## Given exercise
In the material below, identify each line bearing the word "JulianCalendar". Reproduce those lines.

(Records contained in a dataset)
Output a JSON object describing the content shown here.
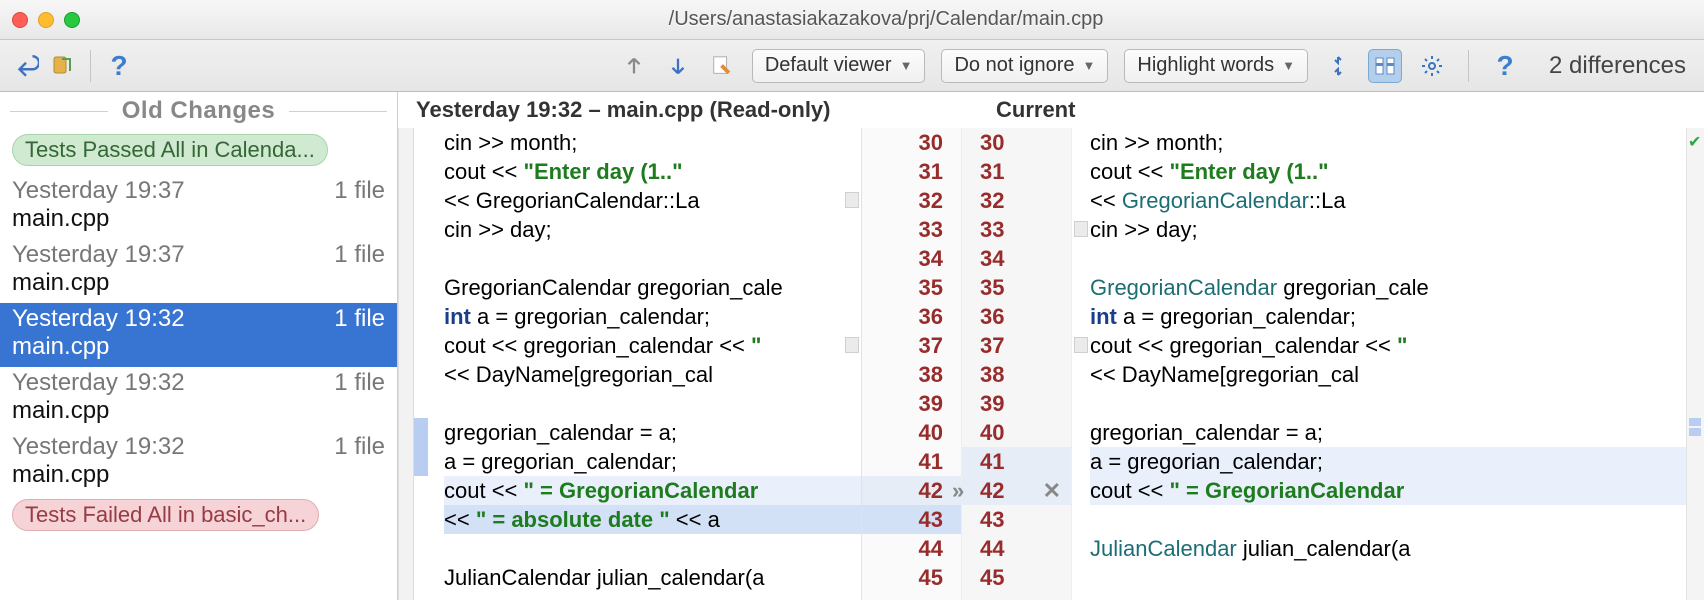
{
  "window": {
    "title": "/Users/anastasiakazakova/prj/Calendar/main.cpp"
  },
  "toolbar": {
    "viewer_dd": "Default viewer",
    "ignore_dd": "Do not ignore",
    "highlight_dd": "Highlight words",
    "diff_count": "2 differences"
  },
  "sidebar": {
    "header": "Old Changes",
    "badge_pass": "Tests Passed All in Calenda...",
    "badge_fail": "Tests Failed All in basic_ch...",
    "items": [
      {
        "time": "Yesterday 19:37",
        "info": "1 file",
        "file": "main.cpp",
        "selected": false
      },
      {
        "time": "Yesterday 19:37",
        "info": "1 file",
        "file": "main.cpp",
        "selected": false
      },
      {
        "time": "Yesterday 19:32",
        "info": "1 file",
        "file": "main.cpp",
        "selected": true
      },
      {
        "time": "Yesterday 19:32",
        "info": "1 file",
        "file": "main.cpp",
        "selected": false
      },
      {
        "time": "Yesterday 19:32",
        "info": "1 file",
        "file": "main.cpp",
        "selected": false
      }
    ]
  },
  "diff": {
    "left_title": "Yesterday 19:32 – main.cpp (Read-only)",
    "right_title": "Current",
    "lines": [
      {
        "ln": 30,
        "left": [
          {
            "t": "cin >> month;"
          }
        ],
        "right": [
          {
            "t": "cin >> month;"
          }
        ]
      },
      {
        "ln": 31,
        "left": [
          {
            "t": "cout << "
          },
          {
            "t": "\"Enter day (1..\"",
            "c": "str"
          }
        ],
        "right": [
          {
            "t": "cout << "
          },
          {
            "t": "\"Enter day (1..\"",
            "c": "str"
          }
        ]
      },
      {
        "ln": 32,
        "left": [
          {
            "t": "     << GregorianCalendar::La"
          }
        ],
        "right": [
          {
            "t": "         << "
          },
          {
            "t": "GregorianCalendar",
            "c": "type"
          },
          {
            "t": "::La"
          }
        ],
        "foldL": true
      },
      {
        "ln": 33,
        "left": [
          {
            "t": "cin >> day;"
          }
        ],
        "right": [
          {
            "t": "cin >> day;"
          }
        ],
        "foldR": true
      },
      {
        "ln": 34,
        "left": [
          {
            "t": ""
          }
        ],
        "right": [
          {
            "t": ""
          }
        ]
      },
      {
        "ln": 35,
        "left": [
          {
            "t": "GregorianCalendar gregorian_cale"
          }
        ],
        "right": [
          {
            "t": "GregorianCalendar",
            "c": "type"
          },
          {
            "t": " gregorian_cale"
          }
        ]
      },
      {
        "ln": 36,
        "left": [
          {
            "t": "int",
            "c": "kw"
          },
          {
            "t": " a = gregorian_calendar;"
          }
        ],
        "right": [
          {
            "t": "int",
            "c": "kw"
          },
          {
            "t": " a = gregorian_calendar;"
          }
        ]
      },
      {
        "ln": 37,
        "left": [
          {
            "t": "cout << gregorian_calendar << "
          },
          {
            "t": "\"",
            "c": "str"
          }
        ],
        "right": [
          {
            "t": "cout << gregorian_calendar << "
          },
          {
            "t": "\"",
            "c": "str"
          }
        ],
        "foldL": true,
        "foldR": true
      },
      {
        "ln": 38,
        "left": [
          {
            "t": "     << DayName[gregorian_cal"
          }
        ],
        "right": [
          {
            "t": "     << DayName[gregorian_cal"
          }
        ]
      },
      {
        "ln": 39,
        "left": [
          {
            "t": ""
          }
        ],
        "right": [
          {
            "t": ""
          }
        ]
      },
      {
        "ln": 40,
        "left": [
          {
            "t": "gregorian_calendar = a;"
          }
        ],
        "right": [
          {
            "t": "gregorian_calendar = a;"
          }
        ],
        "markerL": true
      },
      {
        "ln": 41,
        "left": [
          {
            "t": "a = gregorian_calendar;"
          }
        ],
        "right": [
          {
            "t": "a = gregorian_calendar;"
          }
        ],
        "markerL": true,
        "hlR": "hl-blue-light"
      },
      {
        "ln": 42,
        "left": [
          {
            "t": "cout << "
          },
          {
            "t": "\"   = GregorianCalendar",
            "c": "str"
          }
        ],
        "right": [
          {
            "t": " cout << "
          },
          {
            "t": "\"   = GregorianCalendar",
            "c": "str"
          }
        ],
        "hlL": "hl-blue-light",
        "hlR": "hl-blue-light",
        "actions": true
      },
      {
        "ln": 43,
        "left": [
          {
            "t": "    << "
          },
          {
            "t": "\" = absolute date \"",
            "c": "str"
          },
          {
            "t": " << a"
          }
        ],
        "right": [
          {
            "t": ""
          }
        ],
        "hlL": "hl-blue"
      },
      {
        "ln": 44,
        "left": [
          {
            "t": ""
          }
        ],
        "right": [
          {
            "t": "JulianCalendar",
            "c": "type"
          },
          {
            "t": " julian_calendar(a"
          }
        ]
      },
      {
        "ln": 45,
        "left": [
          {
            "t": "JulianCalendar julian_calendar(a"
          }
        ],
        "right": [
          {
            "t": ""
          }
        ]
      }
    ]
  }
}
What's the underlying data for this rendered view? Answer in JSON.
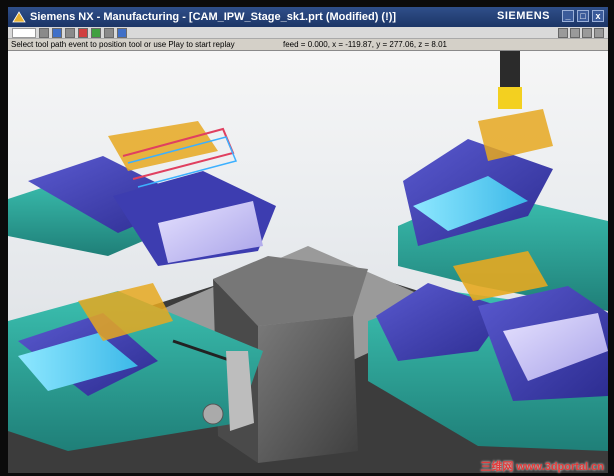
{
  "window": {
    "title": "Siemens NX - Manufacturing - [CAM_IPW_Stage_sk1.prt (Modified)     (!)]",
    "brand": "SIEMENS",
    "buttons": [
      "_",
      "□",
      "x"
    ]
  },
  "status": {
    "prompt": "Select tool path event to position tool or use Play to start replay",
    "coords": "feed = 0.000, x = -119.87, y = 277.06, z = 8.01"
  },
  "toolbar": {
    "icons": [
      "dropdown",
      "select-icon",
      "snap-icon",
      "view-icon",
      "render-icon",
      "play-icon",
      "move-icon",
      "rotate-icon"
    ]
  },
  "watermark": "三维网 www.3dportal.cn",
  "colors": {
    "title_bar": "#2f4f8a",
    "fixture_blue": "#3a3aa8",
    "fixture_teal": "#2aa89a",
    "base_gray": "#5a5a5a",
    "part_orange": "#e6a820",
    "toolpath": "#e04060"
  }
}
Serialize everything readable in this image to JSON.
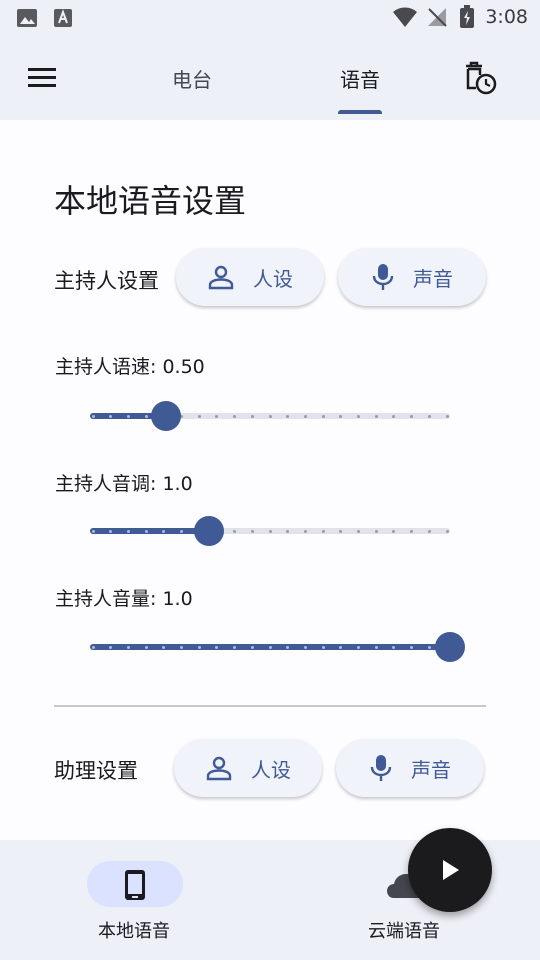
{
  "status_bar": {
    "time": "3:08"
  },
  "app_bar": {
    "tabs": [
      {
        "label": "电台",
        "selected": false
      },
      {
        "label": "语音",
        "selected": true
      }
    ]
  },
  "main": {
    "title": "本地语音设置",
    "host": {
      "label": "主持人设置",
      "persona_button": "人设",
      "voice_button": "声音"
    },
    "sliders": [
      {
        "label": "主持人语速: 0.50",
        "fraction": 0.21
      },
      {
        "label": "主持人音调: 1.0",
        "fraction": 0.33
      },
      {
        "label": "主持人音量: 1.0",
        "fraction": 1.0
      }
    ],
    "assistant": {
      "label": "助理设置",
      "persona_button": "人设",
      "voice_button": "声音"
    }
  },
  "bottom_nav": {
    "items": [
      {
        "label": "本地语音",
        "selected": true
      },
      {
        "label": "云端语音",
        "selected": false
      }
    ]
  },
  "colors": {
    "accent": "#405a96",
    "surface": "#eef0f7",
    "fab": "#1b1b1d"
  }
}
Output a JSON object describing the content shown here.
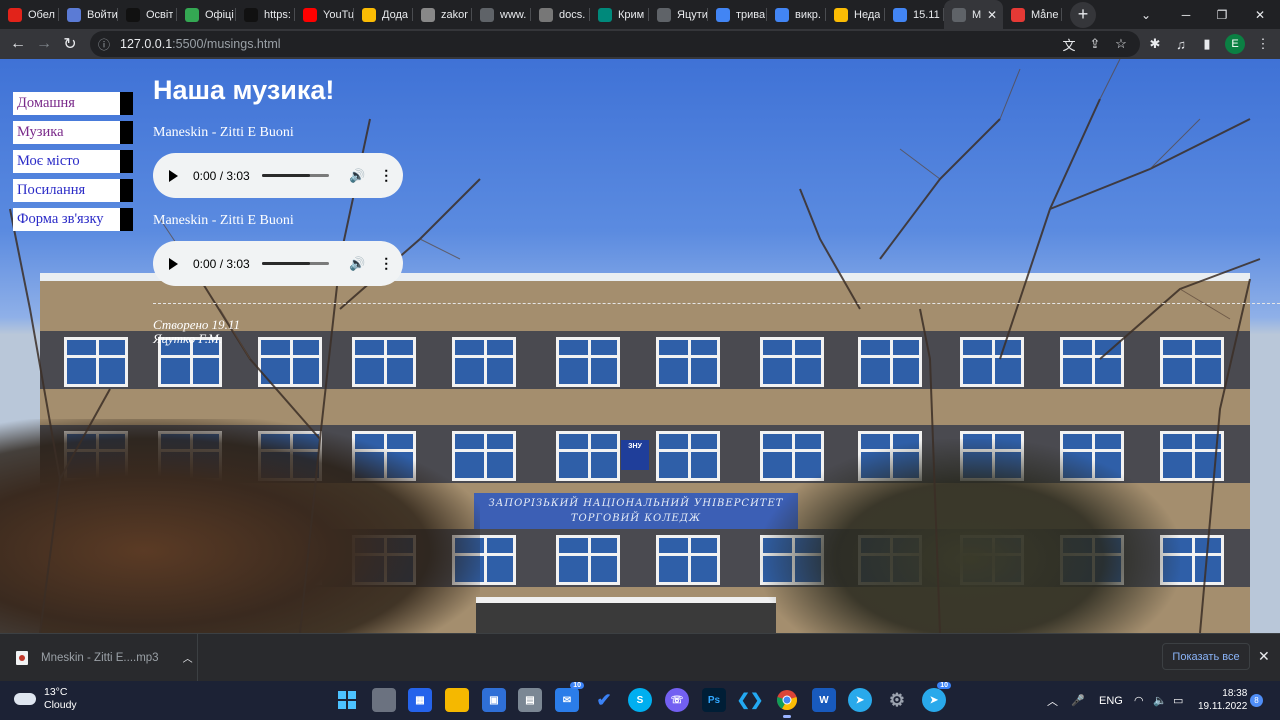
{
  "browser": {
    "tabs": [
      {
        "label": "Обел",
        "icon": "adobe-icon",
        "color": "#e2231a"
      },
      {
        "label": "Войти",
        "icon": "lightbulb-icon",
        "color": "#5b7bd5"
      },
      {
        "label": "Освіт",
        "icon": "dark-site-icon",
        "color": "#111111"
      },
      {
        "label": "Офіці",
        "icon": "green-circle-icon",
        "color": "#34a853"
      },
      {
        "label": "https:",
        "icon": "dark-site-icon",
        "color": "#111111"
      },
      {
        "label": "YouTu",
        "icon": "youtube-icon",
        "color": "#ff0000"
      },
      {
        "label": "Дода",
        "icon": "drive-icon",
        "color": "#fbbc04"
      },
      {
        "label": "zakor",
        "icon": "building-icon",
        "color": "#888888"
      },
      {
        "label": "www.",
        "icon": "globe-icon",
        "color": "#5f6368"
      },
      {
        "label": "docs.",
        "icon": "doc-icon",
        "color": "#777777"
      },
      {
        "label": "Крим",
        "icon": "site-icon",
        "color": "#00897b"
      },
      {
        "label": "Яцути",
        "icon": "globe-icon",
        "color": "#5f6368"
      },
      {
        "label": "трива",
        "icon": "google-icon",
        "color": "#4285f4"
      },
      {
        "label": "викр.",
        "icon": "google-icon",
        "color": "#4285f4"
      },
      {
        "label": "Неда",
        "icon": "drive-icon",
        "color": "#fbbc04"
      },
      {
        "label": "15.11",
        "icon": "photo-icon",
        "color": "#4285f4"
      },
      {
        "label": "M",
        "icon": "globe-icon",
        "color": "#5f6368",
        "active": true
      },
      {
        "label": "Måne",
        "icon": "music-icon",
        "color": "#e53935"
      }
    ],
    "url_host": "127.0.0.1",
    "url_path": ":5500/musings.html",
    "profile_initial": "E"
  },
  "site": {
    "nav": [
      "Домашня",
      "Музика",
      "Моє місто",
      "Посилання",
      "Форма зв'язку"
    ],
    "title": "Наша музика!",
    "tracks": [
      {
        "title": "Maneskin - Zitti E Buoni",
        "time": "0:00 / 3:03",
        "volume_fill": 0.72
      },
      {
        "title": "Maneskin - Zitti E Buoni",
        "time": "0:00 / 3:03",
        "volume_fill": 0.72
      }
    ],
    "footer_line1": "Створено 19.11",
    "footer_line2": "Яцутко Г.М.",
    "background_banner_line1": "ЗАПОРІЗЬКИЙ НАЦІОНАЛЬНИЙ УНІВЕРСИТЕТ",
    "background_banner_line2": "ТОРГОВИЙ КОЛЕДЖ",
    "background_logo": "ЗНУ"
  },
  "downloads": {
    "file": "Mneskin - Zitti E....mp3",
    "show_all": "Показать все"
  },
  "taskbar": {
    "temp": "13°C",
    "weather": "Cloudy",
    "lang": "ENG",
    "time": "18:38",
    "date": "19.11.2022",
    "notifications": "8",
    "badge_explorer": "10",
    "badge_telegram": "10"
  }
}
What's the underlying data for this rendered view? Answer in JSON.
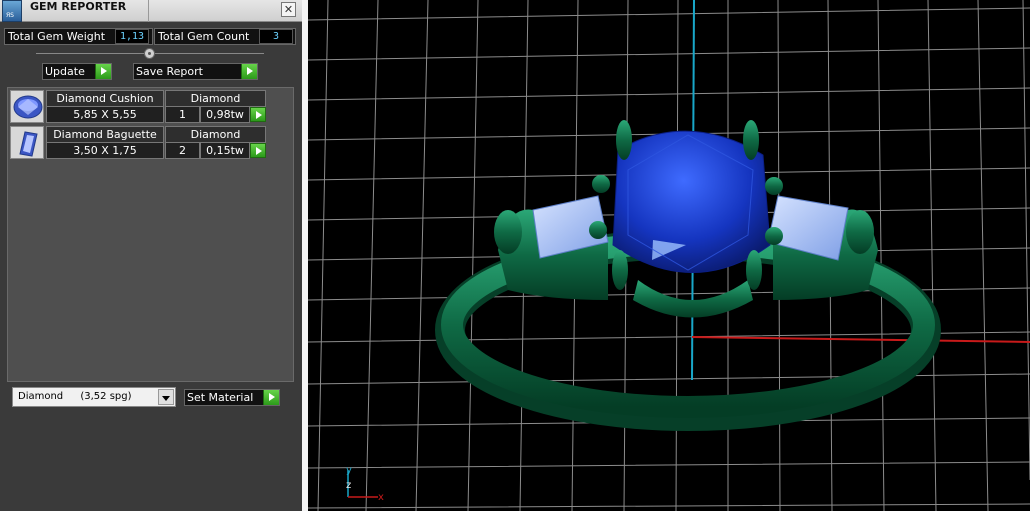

## Written answer
            "t": "JulianCalendar",
            "t": "JulianCalendar julian_calendar(a"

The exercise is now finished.